YOUR INSTRUCTIONS: Without the pictures, can you quote each line below exactly?

[Begin]

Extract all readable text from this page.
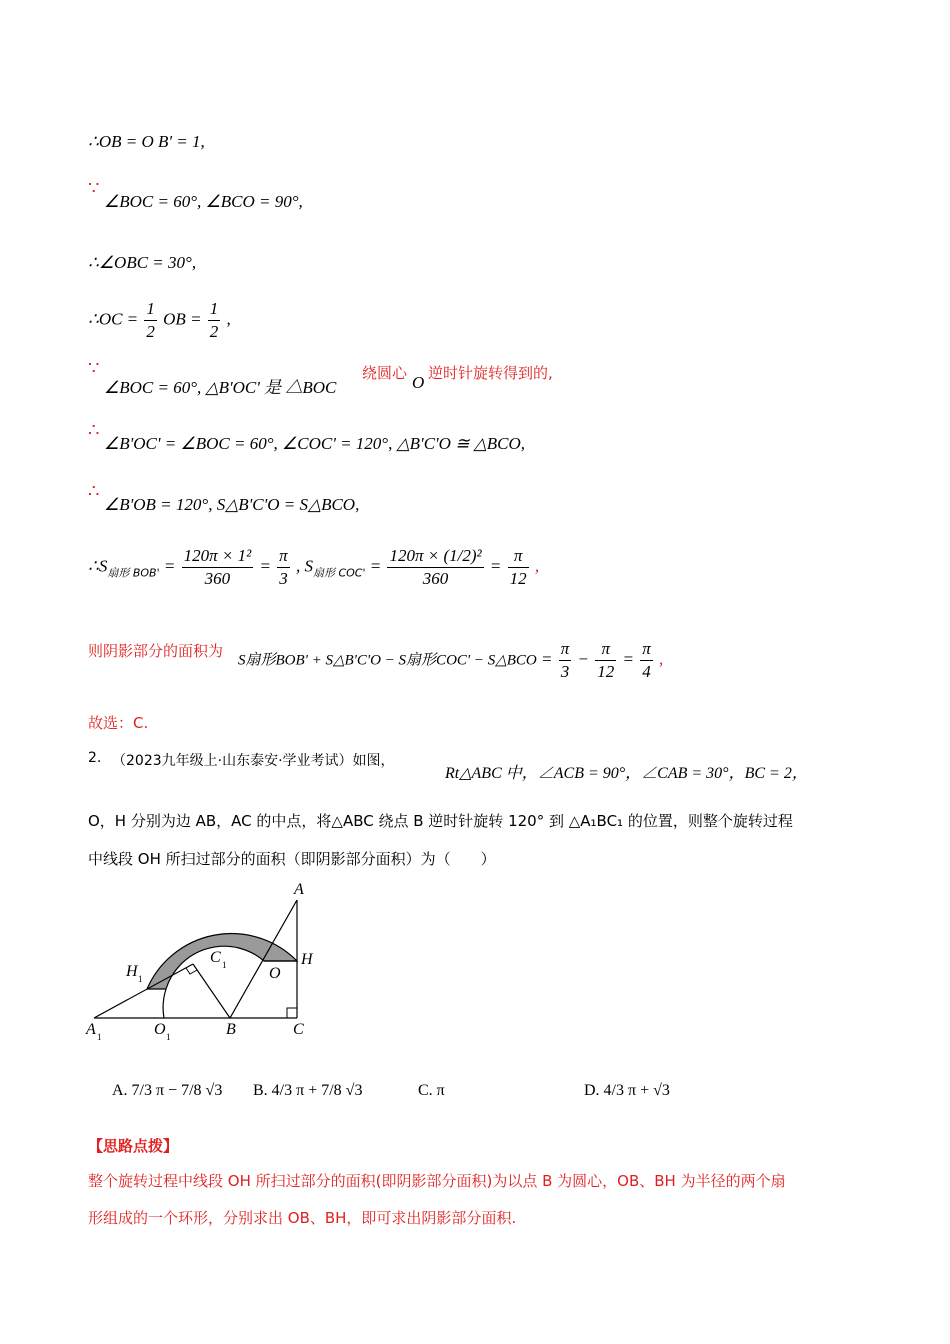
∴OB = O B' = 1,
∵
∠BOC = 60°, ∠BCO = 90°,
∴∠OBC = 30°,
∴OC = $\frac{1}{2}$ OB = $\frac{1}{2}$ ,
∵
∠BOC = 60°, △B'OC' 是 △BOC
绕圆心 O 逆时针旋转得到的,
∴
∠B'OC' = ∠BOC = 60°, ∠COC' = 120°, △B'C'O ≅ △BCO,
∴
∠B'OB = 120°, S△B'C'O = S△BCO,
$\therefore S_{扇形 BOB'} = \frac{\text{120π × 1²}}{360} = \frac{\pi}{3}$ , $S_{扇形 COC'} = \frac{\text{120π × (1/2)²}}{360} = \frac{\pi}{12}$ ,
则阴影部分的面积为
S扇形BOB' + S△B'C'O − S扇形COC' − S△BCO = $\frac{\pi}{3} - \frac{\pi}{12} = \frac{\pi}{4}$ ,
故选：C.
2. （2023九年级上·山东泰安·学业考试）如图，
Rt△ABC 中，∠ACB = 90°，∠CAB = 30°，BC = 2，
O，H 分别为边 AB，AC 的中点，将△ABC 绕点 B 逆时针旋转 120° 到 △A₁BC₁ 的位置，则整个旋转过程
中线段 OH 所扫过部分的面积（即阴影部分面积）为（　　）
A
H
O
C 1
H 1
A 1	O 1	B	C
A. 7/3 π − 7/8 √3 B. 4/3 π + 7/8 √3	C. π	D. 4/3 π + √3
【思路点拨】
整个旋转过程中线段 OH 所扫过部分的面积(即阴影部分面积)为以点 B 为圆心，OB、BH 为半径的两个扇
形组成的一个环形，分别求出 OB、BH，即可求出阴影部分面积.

[End]

CORRECT OUTPUT:
Extract all readable text from this page.
∴OB = O B' = 1,
∵
∠BOC = 60°, ∠BCO = 90°,
∴∠OBC = 30°,
∴OC = $\frac{1}{2}$ OB = $\frac{1}{2}$ ,
∵
∠BOC = 60°, △B'OC' 是 △BOC
绕圆心 O 逆时针旋转得到的,
∴
∠B'OC' = ∠BOC = 60°, ∠COC' = 120°, △B'C'O ≅ △BCO,
∴
∠B'OB = 120°, S△B'C'O = S△BCO,
$\therefore S_{扇形 BOB'} = \frac{\text{120π × 1²}}{360} = \frac{\pi}{3}$ , $S_{扇形 COC'} = \frac{\text{120π × (1/2)²}}{360} = \frac{\pi}{12}$ ,
则阴影部分的面积为
S扇形BOB' + S△B'C'O − S扇形COC' − S△BCO = $\frac{\pi}{3} - \frac{\pi}{12} = \frac{\pi}{4}$ ,
故选：C.
2. （2023九年级上·山东泰安·学业考试）如图，
Rt△ABC 中，∠ACB = 90°，∠CAB = 30°，BC = 2，
O，H 分别为边 AB，AC 的中点，将△ABC 绕点 B 逆时针旋转 120° 到 △A₁BC₁ 的位置，则整个旋转过程
中线段 OH 所扫过部分的面积（即阴影部分面积）为（　　）
A
H
O
C 1
H 1
A 1	O 1	B	C
A. 7/3 π − 7/8 √3 B. 4/3 π + 7/8 √3	C. π	D. 4/3 π + √3
【思路点拨】
整个旋转过程中线段 OH 所扫过部分的面积(即阴影部分面积)为以点 B 为圆心，OB、BH 为半径的两个扇
形组成的一个环形，分别求出 OB、BH，即可求出阴影部分面积.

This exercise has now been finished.